> **What the exercise asks**
Output the records exactly. Include every line.

>> begin Data section

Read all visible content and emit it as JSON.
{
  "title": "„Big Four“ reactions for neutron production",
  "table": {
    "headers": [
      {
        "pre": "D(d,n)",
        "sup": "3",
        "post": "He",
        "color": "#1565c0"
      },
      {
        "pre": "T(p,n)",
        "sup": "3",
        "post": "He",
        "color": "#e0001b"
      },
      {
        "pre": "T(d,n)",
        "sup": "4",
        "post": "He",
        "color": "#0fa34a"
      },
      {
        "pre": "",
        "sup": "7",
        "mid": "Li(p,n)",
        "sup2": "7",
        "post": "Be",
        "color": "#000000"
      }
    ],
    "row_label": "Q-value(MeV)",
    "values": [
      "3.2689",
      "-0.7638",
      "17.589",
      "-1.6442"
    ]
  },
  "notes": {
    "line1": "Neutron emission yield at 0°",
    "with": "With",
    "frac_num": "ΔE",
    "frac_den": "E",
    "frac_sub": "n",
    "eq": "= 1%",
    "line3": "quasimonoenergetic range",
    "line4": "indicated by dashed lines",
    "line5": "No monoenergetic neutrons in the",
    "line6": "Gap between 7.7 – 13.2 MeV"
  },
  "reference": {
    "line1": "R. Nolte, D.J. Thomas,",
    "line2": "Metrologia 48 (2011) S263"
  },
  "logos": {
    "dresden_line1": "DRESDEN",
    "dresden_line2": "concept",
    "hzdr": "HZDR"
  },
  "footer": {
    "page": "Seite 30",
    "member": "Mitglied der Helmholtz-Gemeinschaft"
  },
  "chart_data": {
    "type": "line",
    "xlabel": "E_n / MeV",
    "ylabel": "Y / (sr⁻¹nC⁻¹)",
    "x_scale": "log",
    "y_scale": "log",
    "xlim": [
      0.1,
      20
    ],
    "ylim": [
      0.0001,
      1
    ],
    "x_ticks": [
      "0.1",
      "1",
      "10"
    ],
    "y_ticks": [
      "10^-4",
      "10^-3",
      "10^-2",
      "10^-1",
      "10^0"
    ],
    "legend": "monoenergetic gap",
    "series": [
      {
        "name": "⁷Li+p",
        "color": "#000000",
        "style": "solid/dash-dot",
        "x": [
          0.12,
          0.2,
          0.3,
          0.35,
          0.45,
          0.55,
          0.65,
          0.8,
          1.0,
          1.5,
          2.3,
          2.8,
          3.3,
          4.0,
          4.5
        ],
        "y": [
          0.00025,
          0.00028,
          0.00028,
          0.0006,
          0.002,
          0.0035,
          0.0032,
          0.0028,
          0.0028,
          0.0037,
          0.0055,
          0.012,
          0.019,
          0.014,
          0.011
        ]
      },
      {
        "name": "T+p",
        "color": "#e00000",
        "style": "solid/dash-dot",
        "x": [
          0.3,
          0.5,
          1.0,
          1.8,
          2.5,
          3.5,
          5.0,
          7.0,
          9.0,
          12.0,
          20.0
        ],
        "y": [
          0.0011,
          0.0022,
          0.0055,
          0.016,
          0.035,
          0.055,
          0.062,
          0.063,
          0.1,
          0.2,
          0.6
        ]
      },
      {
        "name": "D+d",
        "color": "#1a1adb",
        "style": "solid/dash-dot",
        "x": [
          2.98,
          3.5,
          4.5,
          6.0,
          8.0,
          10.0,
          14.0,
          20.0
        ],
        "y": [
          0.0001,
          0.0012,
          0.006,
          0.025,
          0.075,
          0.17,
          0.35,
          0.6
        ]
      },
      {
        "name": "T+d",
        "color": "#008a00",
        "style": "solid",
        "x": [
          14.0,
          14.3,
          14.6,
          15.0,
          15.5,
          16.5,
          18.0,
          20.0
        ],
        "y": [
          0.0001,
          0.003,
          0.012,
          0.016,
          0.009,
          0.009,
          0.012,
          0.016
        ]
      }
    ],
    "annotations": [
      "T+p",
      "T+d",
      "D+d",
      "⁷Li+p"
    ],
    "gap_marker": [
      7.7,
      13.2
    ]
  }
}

>> end Data section

> **Response for this exercise**
Read all visible content and emit it as JSON.
{
  "title": "„Big Four“ reactions for neutron production",
  "table": {
    "headers": [
      {
        "pre": "D(d,n)",
        "sup": "3",
        "post": "He",
        "color": "#1565c0"
      },
      {
        "pre": "T(p,n)",
        "sup": "3",
        "post": "He",
        "color": "#e0001b"
      },
      {
        "pre": "T(d,n)",
        "sup": "4",
        "post": "He",
        "color": "#0fa34a"
      },
      {
        "pre": "",
        "sup": "7",
        "mid": "Li(p,n)",
        "sup2": "7",
        "post": "Be",
        "color": "#000000"
      }
    ],
    "row_label": "Q-value(MeV)",
    "values": [
      "3.2689",
      "-0.7638",
      "17.589",
      "-1.6442"
    ]
  },
  "notes": {
    "line1": "Neutron emission yield at 0°",
    "with": "With",
    "frac_num": "ΔE",
    "frac_den": "E",
    "frac_sub": "n",
    "eq": "= 1%",
    "line3": "quasimonoenergetic range",
    "line4": "indicated by dashed lines",
    "line5": "No monoenergetic neutrons in the",
    "line6": "Gap between 7.7 – 13.2 MeV"
  },
  "reference": {
    "line1": "R. Nolte, D.J. Thomas,",
    "line2": "Metrologia 48 (2011) S263"
  },
  "logos": {
    "dresden_line1": "DRESDEN",
    "dresden_line2": "concept",
    "hzdr": "HZDR"
  },
  "footer": {
    "page": "Seite 30",
    "member": "Mitglied der Helmholtz-Gemeinschaft"
  },
  "chart_data": {
    "type": "line",
    "xlabel": "E_n / MeV",
    "ylabel": "Y / (sr⁻¹nC⁻¹)",
    "x_scale": "log",
    "y_scale": "log",
    "xlim": [
      0.1,
      20
    ],
    "ylim": [
      0.0001,
      1
    ],
    "x_ticks": [
      "0.1",
      "1",
      "10"
    ],
    "y_ticks": [
      "10^-4",
      "10^-3",
      "10^-2",
      "10^-1",
      "10^0"
    ],
    "legend": "monoenergetic gap",
    "series": [
      {
        "name": "⁷Li+p",
        "color": "#000000",
        "style": "solid/dash-dot",
        "x": [
          0.12,
          0.2,
          0.3,
          0.35,
          0.45,
          0.55,
          0.65,
          0.8,
          1.0,
          1.5,
          2.3,
          2.8,
          3.3,
          4.0,
          4.5
        ],
        "y": [
          0.00025,
          0.00028,
          0.00028,
          0.0006,
          0.002,
          0.0035,
          0.0032,
          0.0028,
          0.0028,
          0.0037,
          0.0055,
          0.012,
          0.019,
          0.014,
          0.011
        ]
      },
      {
        "name": "T+p",
        "color": "#e00000",
        "style": "solid/dash-dot",
        "x": [
          0.3,
          0.5,
          1.0,
          1.8,
          2.5,
          3.5,
          5.0,
          7.0,
          9.0,
          12.0,
          20.0
        ],
        "y": [
          0.0011,
          0.0022,
          0.0055,
          0.016,
          0.035,
          0.055,
          0.062,
          0.063,
          0.1,
          0.2,
          0.6
        ]
      },
      {
        "name": "D+d",
        "color": "#1a1adb",
        "style": "solid/dash-dot",
        "x": [
          2.98,
          3.5,
          4.5,
          6.0,
          8.0,
          10.0,
          14.0,
          20.0
        ],
        "y": [
          0.0001,
          0.0012,
          0.006,
          0.025,
          0.075,
          0.17,
          0.35,
          0.6
        ]
      },
      {
        "name": "T+d",
        "color": "#008a00",
        "style": "solid",
        "x": [
          14.0,
          14.3,
          14.6,
          15.0,
          15.5,
          16.5,
          18.0,
          20.0
        ],
        "y": [
          0.0001,
          0.003,
          0.012,
          0.016,
          0.009,
          0.009,
          0.012,
          0.016
        ]
      }
    ],
    "annotations": [
      "T+p",
      "T+d",
      "D+d",
      "⁷Li+p"
    ],
    "gap_marker": [
      7.7,
      13.2
    ]
  }
}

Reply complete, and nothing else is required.